Work to complete: From the entries below, copy every line holding the word "title".

Data for this exercise:
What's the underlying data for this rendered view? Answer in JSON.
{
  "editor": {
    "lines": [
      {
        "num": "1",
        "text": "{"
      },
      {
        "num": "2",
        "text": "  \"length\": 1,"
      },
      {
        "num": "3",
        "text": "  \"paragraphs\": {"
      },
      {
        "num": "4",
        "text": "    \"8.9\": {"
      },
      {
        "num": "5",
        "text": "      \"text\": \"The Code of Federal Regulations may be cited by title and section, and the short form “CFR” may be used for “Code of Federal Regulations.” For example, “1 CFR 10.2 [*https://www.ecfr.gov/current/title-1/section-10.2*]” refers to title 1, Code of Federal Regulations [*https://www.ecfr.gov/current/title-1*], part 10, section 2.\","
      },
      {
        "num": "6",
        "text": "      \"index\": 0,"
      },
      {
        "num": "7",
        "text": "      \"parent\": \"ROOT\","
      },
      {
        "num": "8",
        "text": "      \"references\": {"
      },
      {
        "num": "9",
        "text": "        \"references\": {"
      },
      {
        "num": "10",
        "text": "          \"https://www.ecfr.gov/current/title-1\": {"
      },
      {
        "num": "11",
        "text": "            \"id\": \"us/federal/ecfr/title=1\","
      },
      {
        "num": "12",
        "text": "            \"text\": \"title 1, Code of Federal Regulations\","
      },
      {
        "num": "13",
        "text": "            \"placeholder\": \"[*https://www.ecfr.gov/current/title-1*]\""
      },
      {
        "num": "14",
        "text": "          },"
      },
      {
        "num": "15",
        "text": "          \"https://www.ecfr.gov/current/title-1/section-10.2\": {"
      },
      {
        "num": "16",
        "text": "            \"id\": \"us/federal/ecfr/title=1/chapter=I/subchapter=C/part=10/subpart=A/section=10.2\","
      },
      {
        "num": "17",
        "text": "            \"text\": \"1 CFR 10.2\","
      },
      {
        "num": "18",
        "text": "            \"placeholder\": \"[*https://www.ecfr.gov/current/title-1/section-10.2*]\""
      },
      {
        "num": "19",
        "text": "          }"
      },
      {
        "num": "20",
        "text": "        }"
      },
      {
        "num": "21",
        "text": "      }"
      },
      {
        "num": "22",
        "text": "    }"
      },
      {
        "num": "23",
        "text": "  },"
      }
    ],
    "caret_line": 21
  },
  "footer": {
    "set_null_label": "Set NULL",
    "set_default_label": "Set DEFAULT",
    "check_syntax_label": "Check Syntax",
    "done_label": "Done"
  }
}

Response to the task:
        "text": "      \"text\": \"The Code of Federal Regulations may be cited by title and section, and the short form “CFR” may be used for “Code of Federal Regulations.” For example, “1 CFR 10.2 [*https://www.ecfr.gov/current/title-1/section-10.2*]” refers to title 1, Code of Federal Regulations [*https://www.ecfr.gov/current/title-1*], part 10, section 2.\","
        "text": "          \"https://www.ecfr.gov/current/title-1\": {"
        "text": "            \"id\": \"us/federal/ecfr/title=1\","
        "text": "            \"text\": \"title 1, Code of Federal Regulations\","
        "text": "            \"placeholder\": \"[*https://www.ecfr.gov/current/title-1*]\""
        "text": "          \"https://www.ecfr.gov/current/title-1/section-10.2\": {"
        "text": "            \"id\": \"us/federal/ecfr/title=1/chapter=I/subchapter=C/part=10/subpart=A/section=10.2\","
        "text": "            \"placeholder\": \"[*https://www.ecfr.gov/current/title-1/section-10.2*]\""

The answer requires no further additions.